Saved data entries:
+--
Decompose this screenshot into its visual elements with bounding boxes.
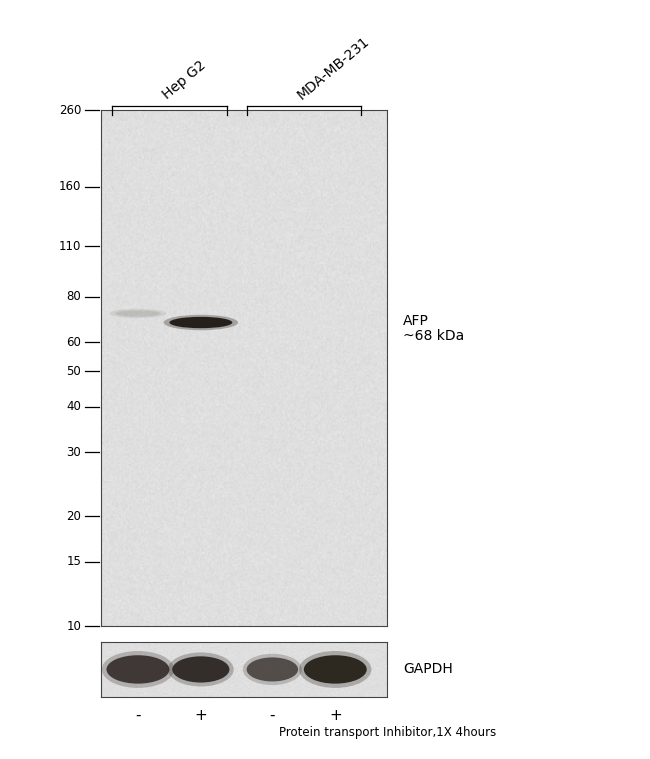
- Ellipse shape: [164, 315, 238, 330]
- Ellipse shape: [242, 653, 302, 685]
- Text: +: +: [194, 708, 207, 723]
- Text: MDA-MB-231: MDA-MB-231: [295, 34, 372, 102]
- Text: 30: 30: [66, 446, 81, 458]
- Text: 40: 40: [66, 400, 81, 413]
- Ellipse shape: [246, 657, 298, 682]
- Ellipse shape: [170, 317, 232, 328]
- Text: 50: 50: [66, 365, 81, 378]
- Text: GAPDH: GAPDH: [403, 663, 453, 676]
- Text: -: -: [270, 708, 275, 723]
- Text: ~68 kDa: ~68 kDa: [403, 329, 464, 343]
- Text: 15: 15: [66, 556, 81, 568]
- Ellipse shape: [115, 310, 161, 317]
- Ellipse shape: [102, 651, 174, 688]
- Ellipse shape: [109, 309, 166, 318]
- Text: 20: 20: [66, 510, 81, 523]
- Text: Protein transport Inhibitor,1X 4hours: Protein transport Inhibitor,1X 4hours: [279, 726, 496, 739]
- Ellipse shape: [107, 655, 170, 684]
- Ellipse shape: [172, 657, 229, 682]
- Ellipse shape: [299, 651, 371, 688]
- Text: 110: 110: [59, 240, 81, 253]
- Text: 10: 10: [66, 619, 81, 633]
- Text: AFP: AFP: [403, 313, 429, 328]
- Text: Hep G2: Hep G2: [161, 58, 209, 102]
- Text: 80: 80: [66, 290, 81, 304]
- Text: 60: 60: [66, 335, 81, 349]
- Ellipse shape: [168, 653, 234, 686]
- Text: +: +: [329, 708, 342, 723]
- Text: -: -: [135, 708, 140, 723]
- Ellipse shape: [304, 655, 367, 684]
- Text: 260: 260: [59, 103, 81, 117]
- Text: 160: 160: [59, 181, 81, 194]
+--
- _Exercise details_
Each record is to be written out exactly. No picture goes in.

- _Solution to this problem_
Decompose this screenshot into its visual elements with bounding boxes.
- Ellipse shape: [164, 315, 238, 330]
- Ellipse shape: [242, 653, 302, 685]
- Text: +: +: [194, 708, 207, 723]
- Text: MDA-MB-231: MDA-MB-231: [295, 34, 372, 102]
- Text: 30: 30: [66, 446, 81, 458]
- Text: 40: 40: [66, 400, 81, 413]
- Ellipse shape: [246, 657, 298, 682]
- Ellipse shape: [170, 317, 232, 328]
- Text: 50: 50: [66, 365, 81, 378]
- Text: GAPDH: GAPDH: [403, 663, 453, 676]
- Text: -: -: [270, 708, 275, 723]
- Text: ~68 kDa: ~68 kDa: [403, 329, 464, 343]
- Text: 15: 15: [66, 556, 81, 568]
- Ellipse shape: [115, 310, 161, 317]
- Ellipse shape: [102, 651, 174, 688]
- Ellipse shape: [109, 309, 166, 318]
- Text: 20: 20: [66, 510, 81, 523]
- Text: Protein transport Inhibitor,1X 4hours: Protein transport Inhibitor,1X 4hours: [279, 726, 496, 739]
- Ellipse shape: [107, 655, 170, 684]
- Ellipse shape: [172, 657, 229, 682]
- Ellipse shape: [299, 651, 371, 688]
- Text: 110: 110: [59, 240, 81, 253]
- Text: 10: 10: [66, 619, 81, 633]
- Text: AFP: AFP: [403, 313, 429, 328]
- Text: Hep G2: Hep G2: [161, 58, 209, 102]
- Text: 80: 80: [66, 290, 81, 304]
- Text: 60: 60: [66, 335, 81, 349]
- Ellipse shape: [168, 653, 234, 686]
- Text: +: +: [329, 708, 342, 723]
- Text: -: -: [135, 708, 140, 723]
- Ellipse shape: [304, 655, 367, 684]
- Text: 260: 260: [59, 103, 81, 117]
- Text: 160: 160: [59, 181, 81, 194]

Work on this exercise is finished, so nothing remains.